### GIVEN REQUEST:
Your task is to output the entries below word for word.
***** RECORD LIST *****
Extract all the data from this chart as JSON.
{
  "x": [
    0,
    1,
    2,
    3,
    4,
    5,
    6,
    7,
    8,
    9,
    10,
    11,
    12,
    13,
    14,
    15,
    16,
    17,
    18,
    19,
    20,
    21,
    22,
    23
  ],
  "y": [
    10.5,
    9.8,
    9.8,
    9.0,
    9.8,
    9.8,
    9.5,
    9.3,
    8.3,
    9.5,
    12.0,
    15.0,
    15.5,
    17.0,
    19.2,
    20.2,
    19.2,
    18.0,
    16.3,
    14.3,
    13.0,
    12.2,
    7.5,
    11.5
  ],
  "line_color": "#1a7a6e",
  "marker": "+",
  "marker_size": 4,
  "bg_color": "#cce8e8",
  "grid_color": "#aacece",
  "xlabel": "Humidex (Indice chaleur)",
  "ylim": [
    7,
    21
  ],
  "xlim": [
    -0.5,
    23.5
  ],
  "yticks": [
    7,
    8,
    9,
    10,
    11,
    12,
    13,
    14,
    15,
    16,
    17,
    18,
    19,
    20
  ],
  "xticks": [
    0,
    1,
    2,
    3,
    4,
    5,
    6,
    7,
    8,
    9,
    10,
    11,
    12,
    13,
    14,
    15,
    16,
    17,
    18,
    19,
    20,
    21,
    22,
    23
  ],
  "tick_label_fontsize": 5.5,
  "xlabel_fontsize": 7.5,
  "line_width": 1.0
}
*****
### ANSWER:
Extract all the data from this chart as JSON.
{
  "x": [
    0,
    1,
    2,
    3,
    4,
    5,
    6,
    7,
    8,
    9,
    10,
    11,
    12,
    13,
    14,
    15,
    16,
    17,
    18,
    19,
    20,
    21,
    22,
    23
  ],
  "y": [
    10.5,
    9.8,
    9.8,
    9.0,
    9.8,
    9.8,
    9.5,
    9.3,
    8.3,
    9.5,
    12.0,
    15.0,
    15.5,
    17.0,
    19.2,
    20.2,
    19.2,
    18.0,
    16.3,
    14.3,
    13.0,
    12.2,
    7.5,
    11.5
  ],
  "line_color": "#1a7a6e",
  "marker": "+",
  "marker_size": 4,
  "bg_color": "#cce8e8",
  "grid_color": "#aacece",
  "xlabel": "Humidex (Indice chaleur)",
  "ylim": [
    7,
    21
  ],
  "xlim": [
    -0.5,
    23.5
  ],
  "yticks": [
    7,
    8,
    9,
    10,
    11,
    12,
    13,
    14,
    15,
    16,
    17,
    18,
    19,
    20
  ],
  "xticks": [
    0,
    1,
    2,
    3,
    4,
    5,
    6,
    7,
    8,
    9,
    10,
    11,
    12,
    13,
    14,
    15,
    16,
    17,
    18,
    19,
    20,
    21,
    22,
    23
  ],
  "tick_label_fontsize": 5.5,
  "xlabel_fontsize": 7.5,
  "line_width": 1.0
}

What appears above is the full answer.